---- TEXT TO READ
# ChordFormer Training on Google Colab

This notebook trains the ChordFormer chord recognition model using pre-extracted features from Google Drive.

## 1. Mount Google Drive

In [None]:
from google.colab import drive
drive.mount('/content/drive')

## 2. Set Paths

**Update these paths to match your Google Drive structure!**

In [None]:
# UPDATE THESE PATHS to match your Google Drive folder structure
DRIVE_BASE = '/content/drive/MyDrive'  # Base path to your Drive

# Path to your features folder (containing song_*.npz files and normalization.json)
FEATURES_DIR = f'{DRIVE_BASE}/features'

# Path to save checkpoints (will be created if doesn't exist)
CHECKPOINTS_DIR = f'{DRIVE_BASE}/checkpoints'

# Path to the chord_recognition code folder
CODE_DIR = f'{DRIVE_BASE}/chord_recognition'

print(f'Features dir: {FEATURES_DIR}')
print(f'Checkpoints dir: {CHECKPOINTS_DIR}')
print(f'Code dir: {CODE_DIR}')

## 3. Verify Paths and Check Data

In [None]:
import os

# Check features directory
if os.path.exists(FEATURES_DIR):
    files = os.listdir(FEATURES_DIR)
    npz_files = [f for f in files if f.endswith('.npz')]
    print(f'✓ Features directory found: {len(npz_files)} .npz files')
    
    # Check for normalization.json
    if 'normalization.json' in files:
        print('✓ normalization.json found')
    else:
        print('✗ WARNING: normalization.json not found!')
else:
    print(f'✗ ERROR: Features directory not found at {FEATURES_DIR}')
    print('Please update FEATURES_DIR path above')

# Check/create checkpoints directory
os.makedirs(CHECKPOINTS_DIR, exist_ok=True)
print(f'✓ Checkpoints directory ready: {CHECKPOINTS_DIR}')

# Check code directory
if os.path.exists(CODE_DIR):
    print(f'✓ Code directory found')
    if os.path.exists(f'{CODE_DIR}/train.py'):
        print('✓ train.py found')
else:
    print(f'✗ ERROR: Code directory not found at {CODE_DIR}')

## 4. Install Dependencies

In [None]:
!pip install torch numpy tqdm scipy mir_eval -q
print('✓ Dependencies installed')

## 5. Check GPU

In [None]:
import torch

if torch.cuda.is_available():
    gpu_name = torch.cuda.get_device_name(0)
--------
---- STORED ROWS
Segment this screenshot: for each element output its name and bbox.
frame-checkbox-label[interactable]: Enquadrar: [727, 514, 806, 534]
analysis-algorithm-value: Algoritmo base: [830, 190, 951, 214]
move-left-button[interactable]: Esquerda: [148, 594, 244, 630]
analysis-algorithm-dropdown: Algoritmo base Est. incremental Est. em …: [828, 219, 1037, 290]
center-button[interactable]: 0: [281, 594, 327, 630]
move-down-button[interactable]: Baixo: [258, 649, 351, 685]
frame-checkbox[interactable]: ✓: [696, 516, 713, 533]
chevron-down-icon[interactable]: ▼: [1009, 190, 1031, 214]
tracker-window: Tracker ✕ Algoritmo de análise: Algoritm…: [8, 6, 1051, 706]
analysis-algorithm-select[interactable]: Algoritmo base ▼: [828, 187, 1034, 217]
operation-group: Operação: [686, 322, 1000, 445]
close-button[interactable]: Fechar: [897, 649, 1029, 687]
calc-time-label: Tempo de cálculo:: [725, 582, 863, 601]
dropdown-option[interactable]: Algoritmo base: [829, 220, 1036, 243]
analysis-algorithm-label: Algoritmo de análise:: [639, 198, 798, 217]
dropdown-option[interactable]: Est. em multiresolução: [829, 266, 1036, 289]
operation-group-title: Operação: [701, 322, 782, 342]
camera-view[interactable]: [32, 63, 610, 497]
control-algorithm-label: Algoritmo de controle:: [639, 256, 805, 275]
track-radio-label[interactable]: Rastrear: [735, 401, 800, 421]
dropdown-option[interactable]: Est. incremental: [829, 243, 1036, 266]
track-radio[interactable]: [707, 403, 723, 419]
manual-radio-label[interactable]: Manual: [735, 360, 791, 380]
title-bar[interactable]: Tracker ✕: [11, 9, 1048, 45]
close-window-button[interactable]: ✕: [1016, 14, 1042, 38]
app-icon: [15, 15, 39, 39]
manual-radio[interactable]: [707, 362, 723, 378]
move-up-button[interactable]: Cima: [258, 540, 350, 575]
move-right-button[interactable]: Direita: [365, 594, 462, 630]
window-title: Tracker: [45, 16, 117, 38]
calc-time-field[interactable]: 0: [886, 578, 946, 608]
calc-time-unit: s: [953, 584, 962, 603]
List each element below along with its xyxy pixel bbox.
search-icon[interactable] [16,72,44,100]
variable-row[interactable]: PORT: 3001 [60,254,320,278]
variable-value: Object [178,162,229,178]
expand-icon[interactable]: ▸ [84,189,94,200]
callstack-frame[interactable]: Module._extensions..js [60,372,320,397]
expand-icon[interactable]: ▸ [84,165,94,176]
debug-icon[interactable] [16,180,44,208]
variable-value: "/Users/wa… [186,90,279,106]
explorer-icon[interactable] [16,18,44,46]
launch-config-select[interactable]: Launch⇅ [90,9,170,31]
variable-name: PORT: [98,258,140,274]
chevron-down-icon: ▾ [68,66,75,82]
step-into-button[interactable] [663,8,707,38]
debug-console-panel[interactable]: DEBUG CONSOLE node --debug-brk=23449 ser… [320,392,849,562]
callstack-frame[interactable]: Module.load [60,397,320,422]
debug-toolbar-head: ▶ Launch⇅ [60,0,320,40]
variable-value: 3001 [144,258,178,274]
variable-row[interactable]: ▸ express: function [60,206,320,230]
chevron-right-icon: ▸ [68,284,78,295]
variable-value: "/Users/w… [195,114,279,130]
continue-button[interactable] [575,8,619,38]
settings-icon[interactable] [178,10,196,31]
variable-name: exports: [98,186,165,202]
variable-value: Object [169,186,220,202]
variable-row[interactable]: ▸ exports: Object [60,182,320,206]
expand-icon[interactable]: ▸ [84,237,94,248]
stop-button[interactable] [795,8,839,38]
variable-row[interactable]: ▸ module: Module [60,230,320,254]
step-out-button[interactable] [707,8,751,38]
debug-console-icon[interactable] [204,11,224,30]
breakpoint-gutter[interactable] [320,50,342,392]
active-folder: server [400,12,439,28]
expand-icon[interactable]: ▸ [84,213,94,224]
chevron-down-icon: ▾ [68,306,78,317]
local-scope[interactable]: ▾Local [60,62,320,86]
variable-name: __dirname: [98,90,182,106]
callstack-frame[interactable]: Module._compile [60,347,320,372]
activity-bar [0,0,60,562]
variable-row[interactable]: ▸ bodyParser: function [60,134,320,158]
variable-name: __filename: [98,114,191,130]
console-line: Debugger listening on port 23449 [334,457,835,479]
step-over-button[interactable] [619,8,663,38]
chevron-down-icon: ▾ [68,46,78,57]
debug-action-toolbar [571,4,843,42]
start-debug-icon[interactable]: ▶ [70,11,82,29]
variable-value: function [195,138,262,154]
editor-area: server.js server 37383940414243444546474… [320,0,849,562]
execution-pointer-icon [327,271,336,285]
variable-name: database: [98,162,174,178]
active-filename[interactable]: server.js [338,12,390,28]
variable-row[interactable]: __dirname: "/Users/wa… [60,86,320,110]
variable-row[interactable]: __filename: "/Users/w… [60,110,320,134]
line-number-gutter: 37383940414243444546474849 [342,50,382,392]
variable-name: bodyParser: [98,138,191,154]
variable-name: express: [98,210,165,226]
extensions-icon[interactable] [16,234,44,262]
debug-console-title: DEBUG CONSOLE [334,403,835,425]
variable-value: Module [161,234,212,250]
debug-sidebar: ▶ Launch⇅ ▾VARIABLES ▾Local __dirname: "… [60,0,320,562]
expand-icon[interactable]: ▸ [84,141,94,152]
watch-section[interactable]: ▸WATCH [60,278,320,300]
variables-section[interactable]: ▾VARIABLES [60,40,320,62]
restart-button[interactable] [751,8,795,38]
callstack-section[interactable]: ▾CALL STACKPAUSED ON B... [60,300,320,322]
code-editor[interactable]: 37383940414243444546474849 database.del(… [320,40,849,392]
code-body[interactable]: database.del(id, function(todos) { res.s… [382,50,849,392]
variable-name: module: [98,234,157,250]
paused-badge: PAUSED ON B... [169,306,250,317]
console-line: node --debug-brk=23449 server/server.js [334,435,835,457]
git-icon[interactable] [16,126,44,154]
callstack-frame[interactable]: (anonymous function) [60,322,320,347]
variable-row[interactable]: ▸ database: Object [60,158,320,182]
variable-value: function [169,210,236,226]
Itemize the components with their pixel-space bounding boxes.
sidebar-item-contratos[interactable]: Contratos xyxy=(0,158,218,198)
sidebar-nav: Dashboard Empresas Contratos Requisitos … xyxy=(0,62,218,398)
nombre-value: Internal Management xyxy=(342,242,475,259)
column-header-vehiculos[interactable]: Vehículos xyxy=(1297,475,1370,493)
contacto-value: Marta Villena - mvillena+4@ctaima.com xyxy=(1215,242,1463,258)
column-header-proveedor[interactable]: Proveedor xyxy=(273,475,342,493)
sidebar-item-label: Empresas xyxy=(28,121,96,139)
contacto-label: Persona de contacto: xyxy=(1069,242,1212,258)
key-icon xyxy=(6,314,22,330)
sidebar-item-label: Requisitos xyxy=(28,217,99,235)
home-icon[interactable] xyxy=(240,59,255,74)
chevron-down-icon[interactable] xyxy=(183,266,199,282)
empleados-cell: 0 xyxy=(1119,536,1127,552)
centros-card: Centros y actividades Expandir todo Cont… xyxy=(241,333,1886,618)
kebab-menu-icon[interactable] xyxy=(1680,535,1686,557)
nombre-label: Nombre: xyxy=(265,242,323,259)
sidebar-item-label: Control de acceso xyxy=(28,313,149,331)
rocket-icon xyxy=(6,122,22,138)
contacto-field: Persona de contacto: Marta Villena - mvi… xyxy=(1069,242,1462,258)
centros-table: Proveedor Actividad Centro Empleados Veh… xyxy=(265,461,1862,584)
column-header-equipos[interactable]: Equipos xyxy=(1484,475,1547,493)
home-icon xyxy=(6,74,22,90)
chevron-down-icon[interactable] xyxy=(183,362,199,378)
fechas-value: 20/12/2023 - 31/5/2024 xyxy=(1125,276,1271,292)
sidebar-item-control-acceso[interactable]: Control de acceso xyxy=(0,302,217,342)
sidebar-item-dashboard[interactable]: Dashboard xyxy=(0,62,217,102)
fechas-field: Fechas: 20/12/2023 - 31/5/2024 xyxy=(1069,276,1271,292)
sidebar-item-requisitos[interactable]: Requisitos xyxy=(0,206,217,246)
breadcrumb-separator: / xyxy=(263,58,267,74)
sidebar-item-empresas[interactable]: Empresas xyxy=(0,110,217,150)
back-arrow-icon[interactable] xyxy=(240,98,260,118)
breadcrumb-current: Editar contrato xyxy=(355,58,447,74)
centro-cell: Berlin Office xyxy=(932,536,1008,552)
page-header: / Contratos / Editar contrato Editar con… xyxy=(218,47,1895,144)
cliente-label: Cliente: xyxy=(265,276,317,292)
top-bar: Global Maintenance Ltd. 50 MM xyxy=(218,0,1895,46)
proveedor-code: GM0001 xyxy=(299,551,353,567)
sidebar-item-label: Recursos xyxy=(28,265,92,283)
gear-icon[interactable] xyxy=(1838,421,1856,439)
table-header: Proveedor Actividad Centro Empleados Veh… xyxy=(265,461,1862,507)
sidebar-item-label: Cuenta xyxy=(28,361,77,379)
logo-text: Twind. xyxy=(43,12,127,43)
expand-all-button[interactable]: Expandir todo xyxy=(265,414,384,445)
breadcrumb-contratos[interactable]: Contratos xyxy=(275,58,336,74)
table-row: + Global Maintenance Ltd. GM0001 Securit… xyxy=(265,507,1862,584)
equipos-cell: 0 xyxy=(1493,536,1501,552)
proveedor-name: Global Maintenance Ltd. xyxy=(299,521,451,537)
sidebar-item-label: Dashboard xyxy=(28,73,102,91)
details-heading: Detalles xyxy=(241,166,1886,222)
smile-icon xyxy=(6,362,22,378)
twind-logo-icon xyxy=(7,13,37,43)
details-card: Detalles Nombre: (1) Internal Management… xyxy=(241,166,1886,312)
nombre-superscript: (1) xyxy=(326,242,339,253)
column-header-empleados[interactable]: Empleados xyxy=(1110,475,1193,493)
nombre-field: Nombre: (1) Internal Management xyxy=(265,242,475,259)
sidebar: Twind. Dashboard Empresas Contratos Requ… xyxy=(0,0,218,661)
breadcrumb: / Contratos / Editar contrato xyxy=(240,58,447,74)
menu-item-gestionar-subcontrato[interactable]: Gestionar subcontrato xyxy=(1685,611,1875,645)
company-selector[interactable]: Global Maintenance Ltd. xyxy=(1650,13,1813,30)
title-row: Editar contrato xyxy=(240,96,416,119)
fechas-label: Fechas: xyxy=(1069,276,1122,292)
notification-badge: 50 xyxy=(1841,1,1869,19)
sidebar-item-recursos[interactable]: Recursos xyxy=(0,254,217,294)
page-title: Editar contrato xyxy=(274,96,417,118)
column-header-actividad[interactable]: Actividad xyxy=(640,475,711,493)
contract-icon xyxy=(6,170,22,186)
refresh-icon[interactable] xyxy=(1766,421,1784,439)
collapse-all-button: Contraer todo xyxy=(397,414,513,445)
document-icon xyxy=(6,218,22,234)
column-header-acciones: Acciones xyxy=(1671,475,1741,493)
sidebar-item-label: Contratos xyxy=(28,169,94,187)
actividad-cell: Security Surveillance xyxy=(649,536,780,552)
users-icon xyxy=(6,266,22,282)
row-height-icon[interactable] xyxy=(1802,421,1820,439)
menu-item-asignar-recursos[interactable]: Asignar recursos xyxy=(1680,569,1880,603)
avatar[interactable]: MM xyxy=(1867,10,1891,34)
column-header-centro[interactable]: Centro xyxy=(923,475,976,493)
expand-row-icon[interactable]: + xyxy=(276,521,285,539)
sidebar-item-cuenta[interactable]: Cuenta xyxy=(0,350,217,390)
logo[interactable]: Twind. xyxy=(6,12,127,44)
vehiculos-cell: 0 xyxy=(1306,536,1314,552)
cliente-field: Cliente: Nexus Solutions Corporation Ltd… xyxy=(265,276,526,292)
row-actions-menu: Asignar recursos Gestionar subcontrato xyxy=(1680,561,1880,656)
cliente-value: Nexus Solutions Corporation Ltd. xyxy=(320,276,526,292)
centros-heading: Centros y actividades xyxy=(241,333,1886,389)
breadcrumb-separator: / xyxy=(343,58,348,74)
--------
== WHAT TO DO ==
1 > Translate this sentence from the ChordFormer training notebook into Spanish: "This notebook trains the ChordFormer chord recognition model using pre-extracted features from Google Drive."
2 > Show every line of the records that contains the string "chevron". Case counts.

== RESULTS FOR EACH TASK ==
1 > Este cuaderno entrena el modelo de reconocimiento de acordes ChordFormer usando características preextraídas de Google Drive.

2 >
chevron-down-icon[interactable]: ▼: [1009, 190, 1031, 214]
chevron-down-icon: ▾ [68,66,75,82]
chevron-right-icon: ▸ [68,284,78,295]
chevron-down-icon: ▾ [68,306,78,317]
chevron-down-icon: ▾ [68,46,78,57]
chevron-down-icon[interactable] xyxy=(183,266,199,282)
chevron-down-icon[interactable] xyxy=(183,362,199,378)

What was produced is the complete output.